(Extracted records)
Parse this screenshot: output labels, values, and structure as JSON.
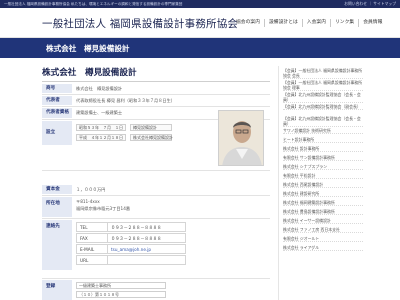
{
  "topbar": {
    "tagline": "一般社団法人 福岡県設備設計事務所協会 私たちは、環境とエネルギーの調和と発信する設備設計の専門家集団",
    "util_links": "お問い合わせ ｜ サイトマップ"
  },
  "header": {
    "site_title": "一般社団法人 福岡県設備設計事務所協会",
    "nav": [
      "協会の案内",
      "設備設計とは",
      "入会案内",
      "リンク集",
      "会員情報"
    ]
  },
  "band": {
    "title": "株式会社　樽見設備設計"
  },
  "main": {
    "company_name": "株式会社　樽見設備設計",
    "rows": {
      "name_label": "商号",
      "name_value": "株式会社　樽見設備設計",
      "rep_label": "代表者",
      "rep_value": "代表取締役社長 樽見 昌利（昭和３３年７月８日生）",
      "qual_label": "代表者資格",
      "qual_value": "建築設備士、一級建築士",
      "est_label": "設立",
      "est_line1_date": "昭和５３年　７月　１日",
      "est_line1_note": "樽見設備設計",
      "est_line2_date": "平成　４年１２月１８日",
      "est_line2_note": "株式会社樽見設備設計",
      "cap_label": "資本金",
      "cap_value": "１，０００万円",
      "addr_label": "所在地",
      "addr_zip": "〒811-4xxx",
      "addr_value": "福岡県宗像市稲元3丁目14番",
      "contact_label": "連絡先",
      "tel_key": "TEL",
      "tel_val": "０９３－２８８－８８８８",
      "fax_key": "FAX",
      "fax_val": "０９３－２８８－８８８８",
      "email_key": "E-MAIL",
      "email_val": "tsu_ama@joh.ne.jp",
      "url_key": "URL",
      "url_val": "",
      "reg_label": "登録",
      "reg_line1": "一級建築士事務所",
      "reg_line2": "（１０）第１０１８号"
    }
  },
  "sidebar": {
    "items": [
      "【会員】一般社団法人 福岡県設備設計事務所協会 会長",
      "【会員】一般社団法人 福岡県設備設計事務所協会 理事",
      "【会員】北九州設備設計監理協会（会長・会員）",
      "【会員】北九州設備設計監理協会（副会長）",
      "【会員】北九州設備設計監理協会（会長・会員）",
      "サワノ設備設計 技術研究所",
      "ヒート設計事務所",
      "株式会社 設計事務所",
      "有限会社 サン設備設計事務所",
      "株式会社 シナプスプラン",
      "有限会社 平松設計",
      "株式会社 西尾設備設計",
      "株式会社 建設研究所",
      "株式会社 福岡建築設計事務所",
      "株式会社 豊島設備設計事務所",
      "株式会社 イーサー設備設計",
      "株式会社 ファノ工房 西日本支社",
      "有限会社 ジオールト",
      "株式会社 ライアグル"
    ]
  },
  "colors": {
    "navy": "#1f2b60",
    "band": "#203479",
    "label_bg": "#e4e9f4"
  }
}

* [Task description]
Go through the records and pull out each line that includes the word "一般社団法人".

* [Worked solution]
    "tagline": "一般社団法人 福岡県設備設計事務所協会 私たちは、環境とエネルギーの調和と発信する設備設計の専門家集団",
    "site_title": "一般社団法人 福岡県設備設計事務所協会",
      "【会員】一般社団法人 福岡県設備設計事務所協会 会長",
      "【会員】一般社団法人 福岡県設備設計事務所協会 理事",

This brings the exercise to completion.